• [Required work]
Leave out the pictures; transcribe all else exactly.

• [Information given]
'''

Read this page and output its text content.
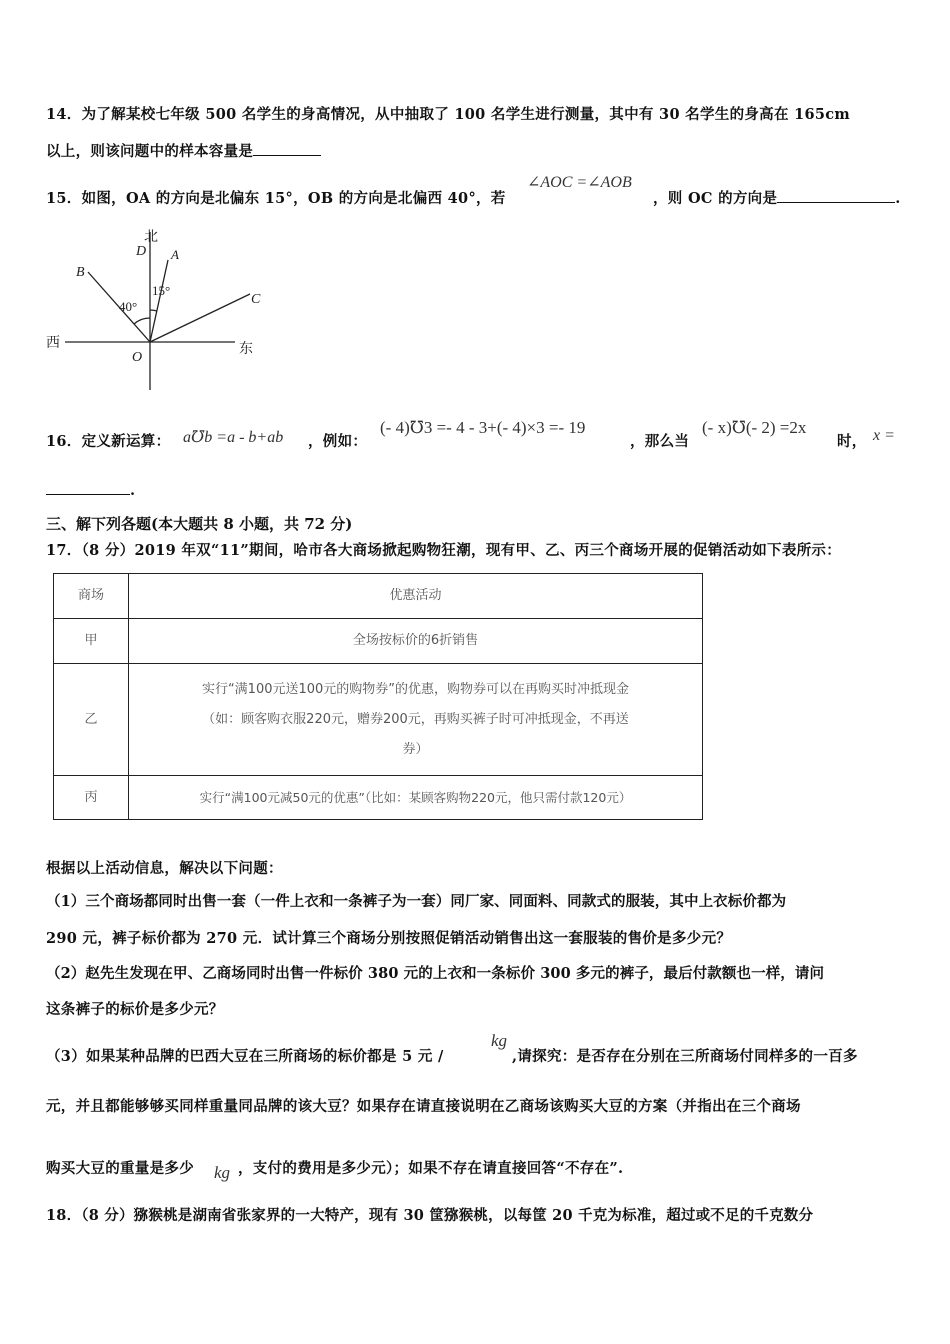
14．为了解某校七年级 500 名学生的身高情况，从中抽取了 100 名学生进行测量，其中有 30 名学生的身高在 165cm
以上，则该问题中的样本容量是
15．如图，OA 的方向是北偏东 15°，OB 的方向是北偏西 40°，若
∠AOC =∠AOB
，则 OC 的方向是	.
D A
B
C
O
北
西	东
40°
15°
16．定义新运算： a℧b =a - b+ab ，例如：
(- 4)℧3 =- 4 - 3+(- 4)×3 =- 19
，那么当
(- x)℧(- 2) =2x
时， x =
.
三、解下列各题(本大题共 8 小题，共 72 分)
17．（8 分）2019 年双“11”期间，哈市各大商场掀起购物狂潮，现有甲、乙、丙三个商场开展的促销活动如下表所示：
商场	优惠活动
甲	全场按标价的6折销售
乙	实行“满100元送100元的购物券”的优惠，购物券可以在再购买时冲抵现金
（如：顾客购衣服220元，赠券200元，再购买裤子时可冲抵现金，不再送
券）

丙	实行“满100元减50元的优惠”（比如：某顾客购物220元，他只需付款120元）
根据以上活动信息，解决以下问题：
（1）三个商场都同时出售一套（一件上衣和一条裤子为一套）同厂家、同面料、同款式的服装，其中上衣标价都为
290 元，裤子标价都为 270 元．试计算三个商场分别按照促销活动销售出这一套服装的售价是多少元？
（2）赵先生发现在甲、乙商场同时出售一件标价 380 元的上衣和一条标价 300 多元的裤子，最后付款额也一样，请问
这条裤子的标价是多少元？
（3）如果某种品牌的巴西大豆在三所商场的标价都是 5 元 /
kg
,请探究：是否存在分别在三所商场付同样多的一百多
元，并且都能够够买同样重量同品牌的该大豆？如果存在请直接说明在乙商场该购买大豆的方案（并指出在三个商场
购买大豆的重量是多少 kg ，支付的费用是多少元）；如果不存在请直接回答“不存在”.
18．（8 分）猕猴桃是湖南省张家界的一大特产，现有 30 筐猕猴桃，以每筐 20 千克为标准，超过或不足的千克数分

'''

• [Exercise response]
Read this page and output its text content.
14．为了解某校七年级 500 名学生的身高情况，从中抽取了 100 名学生进行测量，其中有 30 名学生的身高在 165cm
以上，则该问题中的样本容量是
15．如图，OA 的方向是北偏东 15°，OB 的方向是北偏西 40°，若
∠AOC =∠AOB
，则 OC 的方向是	.
D A
B
C
O
北
西	东
40°
15°
16．定义新运算： a℧b =a - b+ab ，例如：
(- 4)℧3 =- 4 - 3+(- 4)×3 =- 19
，那么当
(- x)℧(- 2) =2x
时， x =
.
三、解下列各题(本大题共 8 小题，共 72 分)
17．（8 分）2019 年双“11”期间，哈市各大商场掀起购物狂潮，现有甲、乙、丙三个商场开展的促销活动如下表所示：
商场	优惠活动
甲	全场按标价的6折销售
乙	实行“满100元送100元的购物券”的优惠，购物券可以在再购买时冲抵现金
（如：顾客购衣服220元，赠券200元，再购买裤子时可冲抵现金，不再送
券）

丙	实行“满100元减50元的优惠”（比如：某顾客购物220元，他只需付款120元）
根据以上活动信息，解决以下问题：
（1）三个商场都同时出售一套（一件上衣和一条裤子为一套）同厂家、同面料、同款式的服装，其中上衣标价都为
290 元，裤子标价都为 270 元．试计算三个商场分别按照促销活动销售出这一套服装的售价是多少元？
（2）赵先生发现在甲、乙商场同时出售一件标价 380 元的上衣和一条标价 300 多元的裤子，最后付款额也一样，请问
这条裤子的标价是多少元？
（3）如果某种品牌的巴西大豆在三所商场的标价都是 5 元 /
kg
,请探究：是否存在分别在三所商场付同样多的一百多
元，并且都能够够买同样重量同品牌的该大豆？如果存在请直接说明在乙商场该购买大豆的方案（并指出在三个商场
购买大豆的重量是多少 kg ，支付的费用是多少元）；如果不存在请直接回答“不存在”.
18．（8 分）猕猴桃是湖南省张家界的一大特产，现有 30 筐猕猴桃，以每筐 20 千克为标准，超过或不足的千克数分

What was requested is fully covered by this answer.